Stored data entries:
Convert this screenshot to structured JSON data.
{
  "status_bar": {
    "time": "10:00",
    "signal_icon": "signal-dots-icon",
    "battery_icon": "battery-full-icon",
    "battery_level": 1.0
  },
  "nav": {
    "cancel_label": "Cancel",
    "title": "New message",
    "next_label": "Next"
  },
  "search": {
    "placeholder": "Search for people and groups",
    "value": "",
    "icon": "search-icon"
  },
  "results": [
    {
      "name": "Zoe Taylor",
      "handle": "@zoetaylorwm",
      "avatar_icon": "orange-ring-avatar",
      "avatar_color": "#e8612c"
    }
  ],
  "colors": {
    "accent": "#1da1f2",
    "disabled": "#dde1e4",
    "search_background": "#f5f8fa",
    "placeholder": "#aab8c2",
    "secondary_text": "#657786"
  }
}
...
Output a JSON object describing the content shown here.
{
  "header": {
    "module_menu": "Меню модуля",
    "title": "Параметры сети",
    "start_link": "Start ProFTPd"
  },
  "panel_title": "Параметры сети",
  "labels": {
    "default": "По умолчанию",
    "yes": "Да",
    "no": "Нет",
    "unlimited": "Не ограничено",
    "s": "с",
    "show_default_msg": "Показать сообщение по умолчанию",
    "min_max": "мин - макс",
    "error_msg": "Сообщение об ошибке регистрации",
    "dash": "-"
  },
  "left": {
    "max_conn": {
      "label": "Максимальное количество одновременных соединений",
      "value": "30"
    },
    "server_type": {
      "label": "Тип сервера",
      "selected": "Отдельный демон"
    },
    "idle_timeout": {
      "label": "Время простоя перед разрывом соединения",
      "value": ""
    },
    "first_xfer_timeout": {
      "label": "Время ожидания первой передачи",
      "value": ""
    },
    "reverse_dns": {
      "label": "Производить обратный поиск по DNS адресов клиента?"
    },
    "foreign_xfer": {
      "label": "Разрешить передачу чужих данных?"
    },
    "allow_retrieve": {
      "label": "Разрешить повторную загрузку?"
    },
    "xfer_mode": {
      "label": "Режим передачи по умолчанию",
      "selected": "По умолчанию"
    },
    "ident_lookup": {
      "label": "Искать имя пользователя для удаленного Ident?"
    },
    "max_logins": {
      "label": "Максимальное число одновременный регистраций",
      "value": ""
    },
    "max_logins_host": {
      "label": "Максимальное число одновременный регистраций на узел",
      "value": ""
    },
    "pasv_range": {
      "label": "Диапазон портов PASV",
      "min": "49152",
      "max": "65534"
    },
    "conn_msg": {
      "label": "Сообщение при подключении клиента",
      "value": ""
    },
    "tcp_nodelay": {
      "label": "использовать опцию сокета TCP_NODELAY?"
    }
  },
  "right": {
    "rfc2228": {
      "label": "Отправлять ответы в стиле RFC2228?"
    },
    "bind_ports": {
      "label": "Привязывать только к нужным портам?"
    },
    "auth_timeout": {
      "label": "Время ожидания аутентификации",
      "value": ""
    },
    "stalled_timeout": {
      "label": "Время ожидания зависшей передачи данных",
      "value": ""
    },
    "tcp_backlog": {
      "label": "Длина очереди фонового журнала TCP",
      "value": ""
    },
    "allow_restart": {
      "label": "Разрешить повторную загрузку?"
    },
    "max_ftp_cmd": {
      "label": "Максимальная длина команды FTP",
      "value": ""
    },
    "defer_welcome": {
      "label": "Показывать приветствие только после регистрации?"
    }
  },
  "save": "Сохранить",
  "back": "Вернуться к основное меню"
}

Task brief: Collect each line holding the string "данных".

Result of the task:
      "label": "Разрешить передачу чужих данных?"
      "label": "Время ожидания зависшей передачи данных",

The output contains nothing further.